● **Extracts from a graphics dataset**
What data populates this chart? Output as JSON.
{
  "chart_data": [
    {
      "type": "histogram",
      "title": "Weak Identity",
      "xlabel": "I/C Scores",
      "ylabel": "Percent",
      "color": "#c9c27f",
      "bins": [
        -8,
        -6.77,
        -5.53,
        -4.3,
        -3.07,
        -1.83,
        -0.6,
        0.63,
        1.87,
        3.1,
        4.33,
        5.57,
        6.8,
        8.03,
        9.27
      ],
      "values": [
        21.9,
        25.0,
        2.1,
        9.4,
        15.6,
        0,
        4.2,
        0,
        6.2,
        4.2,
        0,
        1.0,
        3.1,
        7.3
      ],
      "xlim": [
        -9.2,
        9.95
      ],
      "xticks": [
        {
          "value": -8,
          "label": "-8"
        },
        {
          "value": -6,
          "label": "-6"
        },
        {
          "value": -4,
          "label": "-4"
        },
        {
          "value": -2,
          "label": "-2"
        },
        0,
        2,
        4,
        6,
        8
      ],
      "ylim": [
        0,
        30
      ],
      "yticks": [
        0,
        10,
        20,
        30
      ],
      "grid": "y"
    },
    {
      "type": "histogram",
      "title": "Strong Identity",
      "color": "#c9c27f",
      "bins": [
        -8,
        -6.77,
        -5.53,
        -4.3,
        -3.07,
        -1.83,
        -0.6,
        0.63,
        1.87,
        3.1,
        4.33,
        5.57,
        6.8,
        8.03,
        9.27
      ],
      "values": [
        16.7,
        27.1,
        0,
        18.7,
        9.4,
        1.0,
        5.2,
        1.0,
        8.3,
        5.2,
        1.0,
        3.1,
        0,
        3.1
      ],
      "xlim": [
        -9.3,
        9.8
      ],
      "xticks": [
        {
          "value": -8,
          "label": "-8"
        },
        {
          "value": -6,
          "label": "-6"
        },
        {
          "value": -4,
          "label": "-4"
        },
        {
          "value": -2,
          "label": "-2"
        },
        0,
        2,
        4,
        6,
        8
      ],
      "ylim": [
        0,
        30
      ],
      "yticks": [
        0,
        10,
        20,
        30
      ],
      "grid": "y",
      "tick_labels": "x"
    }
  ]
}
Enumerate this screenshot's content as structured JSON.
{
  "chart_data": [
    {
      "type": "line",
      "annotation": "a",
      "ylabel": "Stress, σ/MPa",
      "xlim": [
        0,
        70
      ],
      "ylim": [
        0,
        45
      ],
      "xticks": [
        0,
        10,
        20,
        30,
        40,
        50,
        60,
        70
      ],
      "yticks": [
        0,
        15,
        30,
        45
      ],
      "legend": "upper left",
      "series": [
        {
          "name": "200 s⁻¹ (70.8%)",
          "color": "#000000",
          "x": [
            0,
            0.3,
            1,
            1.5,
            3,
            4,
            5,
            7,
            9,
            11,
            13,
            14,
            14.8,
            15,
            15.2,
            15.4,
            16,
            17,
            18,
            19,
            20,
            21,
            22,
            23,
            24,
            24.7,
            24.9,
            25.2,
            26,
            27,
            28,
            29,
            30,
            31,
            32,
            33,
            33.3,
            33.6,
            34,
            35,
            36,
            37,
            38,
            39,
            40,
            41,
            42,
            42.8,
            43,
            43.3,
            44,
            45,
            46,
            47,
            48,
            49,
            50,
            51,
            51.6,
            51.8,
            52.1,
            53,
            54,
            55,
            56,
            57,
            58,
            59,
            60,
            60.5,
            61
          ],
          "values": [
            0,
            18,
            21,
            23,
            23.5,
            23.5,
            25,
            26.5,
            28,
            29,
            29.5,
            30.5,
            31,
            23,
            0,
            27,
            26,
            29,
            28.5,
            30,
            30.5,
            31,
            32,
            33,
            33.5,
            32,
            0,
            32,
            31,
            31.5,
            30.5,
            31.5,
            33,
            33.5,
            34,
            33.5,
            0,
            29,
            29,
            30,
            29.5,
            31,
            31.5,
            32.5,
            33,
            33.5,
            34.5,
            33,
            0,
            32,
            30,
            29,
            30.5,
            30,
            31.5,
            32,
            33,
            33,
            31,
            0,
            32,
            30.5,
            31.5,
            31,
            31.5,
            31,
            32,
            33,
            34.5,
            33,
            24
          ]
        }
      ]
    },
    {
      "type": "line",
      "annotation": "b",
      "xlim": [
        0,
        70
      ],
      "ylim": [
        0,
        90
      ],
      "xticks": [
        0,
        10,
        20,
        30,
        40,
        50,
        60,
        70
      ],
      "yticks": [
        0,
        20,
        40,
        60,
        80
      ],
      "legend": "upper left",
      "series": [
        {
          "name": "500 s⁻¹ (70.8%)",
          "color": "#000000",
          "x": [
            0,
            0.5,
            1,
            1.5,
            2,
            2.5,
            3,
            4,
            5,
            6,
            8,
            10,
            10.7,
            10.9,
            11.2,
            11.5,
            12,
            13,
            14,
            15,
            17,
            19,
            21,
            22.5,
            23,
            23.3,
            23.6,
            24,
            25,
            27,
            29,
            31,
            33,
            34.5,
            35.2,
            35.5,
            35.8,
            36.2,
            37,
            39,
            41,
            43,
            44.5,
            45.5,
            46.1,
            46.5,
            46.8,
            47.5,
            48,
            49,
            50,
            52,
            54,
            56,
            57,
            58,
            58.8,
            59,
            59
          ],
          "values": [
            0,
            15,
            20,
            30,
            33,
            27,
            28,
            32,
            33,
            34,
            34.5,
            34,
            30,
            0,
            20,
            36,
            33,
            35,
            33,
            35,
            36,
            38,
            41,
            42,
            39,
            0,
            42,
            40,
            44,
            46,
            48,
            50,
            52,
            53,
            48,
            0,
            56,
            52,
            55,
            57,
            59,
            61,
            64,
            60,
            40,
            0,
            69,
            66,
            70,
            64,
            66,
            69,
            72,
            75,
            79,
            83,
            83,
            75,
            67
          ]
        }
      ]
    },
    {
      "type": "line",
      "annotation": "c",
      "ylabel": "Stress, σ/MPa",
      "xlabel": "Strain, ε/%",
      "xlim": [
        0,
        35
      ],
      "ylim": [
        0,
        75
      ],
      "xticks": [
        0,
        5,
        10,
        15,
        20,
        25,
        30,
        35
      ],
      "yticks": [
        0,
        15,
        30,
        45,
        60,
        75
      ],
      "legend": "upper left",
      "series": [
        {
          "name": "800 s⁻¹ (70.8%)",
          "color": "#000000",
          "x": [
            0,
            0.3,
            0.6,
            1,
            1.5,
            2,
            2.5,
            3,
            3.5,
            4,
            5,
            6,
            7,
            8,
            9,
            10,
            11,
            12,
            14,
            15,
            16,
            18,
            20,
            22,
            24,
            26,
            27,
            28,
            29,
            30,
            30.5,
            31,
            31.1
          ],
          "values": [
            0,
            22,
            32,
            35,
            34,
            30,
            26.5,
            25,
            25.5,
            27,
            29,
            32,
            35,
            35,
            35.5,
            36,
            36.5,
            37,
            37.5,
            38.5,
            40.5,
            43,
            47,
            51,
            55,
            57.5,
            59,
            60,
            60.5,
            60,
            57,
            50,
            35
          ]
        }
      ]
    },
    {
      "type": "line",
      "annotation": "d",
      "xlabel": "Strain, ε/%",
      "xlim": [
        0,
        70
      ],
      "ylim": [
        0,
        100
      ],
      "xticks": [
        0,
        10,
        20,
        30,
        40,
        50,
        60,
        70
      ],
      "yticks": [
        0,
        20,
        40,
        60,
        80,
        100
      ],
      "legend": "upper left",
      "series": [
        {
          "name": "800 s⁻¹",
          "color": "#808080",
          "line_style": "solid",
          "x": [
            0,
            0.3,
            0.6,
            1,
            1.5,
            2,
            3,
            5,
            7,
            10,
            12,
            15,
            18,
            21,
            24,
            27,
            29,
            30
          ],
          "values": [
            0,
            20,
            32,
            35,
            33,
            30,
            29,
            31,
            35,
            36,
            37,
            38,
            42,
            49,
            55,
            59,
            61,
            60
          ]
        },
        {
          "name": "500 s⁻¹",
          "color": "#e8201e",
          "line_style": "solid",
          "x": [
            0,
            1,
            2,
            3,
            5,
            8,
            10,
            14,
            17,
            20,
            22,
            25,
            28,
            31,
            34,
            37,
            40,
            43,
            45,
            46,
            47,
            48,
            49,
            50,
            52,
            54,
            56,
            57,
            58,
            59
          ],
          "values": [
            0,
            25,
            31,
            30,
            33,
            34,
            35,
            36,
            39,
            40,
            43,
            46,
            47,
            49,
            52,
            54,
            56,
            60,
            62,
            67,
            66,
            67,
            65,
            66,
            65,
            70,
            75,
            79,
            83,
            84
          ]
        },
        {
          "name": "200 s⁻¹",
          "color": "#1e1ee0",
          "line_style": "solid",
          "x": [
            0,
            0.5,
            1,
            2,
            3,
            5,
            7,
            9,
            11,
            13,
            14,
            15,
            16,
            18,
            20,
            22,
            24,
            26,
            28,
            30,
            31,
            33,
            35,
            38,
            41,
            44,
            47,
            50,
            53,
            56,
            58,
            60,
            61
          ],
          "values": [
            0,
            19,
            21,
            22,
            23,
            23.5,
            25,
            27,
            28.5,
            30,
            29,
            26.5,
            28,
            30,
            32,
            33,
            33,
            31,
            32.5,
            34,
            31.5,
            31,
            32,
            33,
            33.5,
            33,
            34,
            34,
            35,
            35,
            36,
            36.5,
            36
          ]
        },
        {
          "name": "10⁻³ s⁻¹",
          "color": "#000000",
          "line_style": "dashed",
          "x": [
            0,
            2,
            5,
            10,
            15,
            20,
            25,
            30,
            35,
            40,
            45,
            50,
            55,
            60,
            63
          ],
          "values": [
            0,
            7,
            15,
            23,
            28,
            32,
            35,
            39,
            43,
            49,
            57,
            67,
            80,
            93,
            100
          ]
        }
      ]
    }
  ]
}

● **To do**
Return each line of the data that contains the string "annotation".

● **Correct answer**
      "annotation": "a",
      "annotation": "b",
      "annotation": "c",
      "annotation": "d",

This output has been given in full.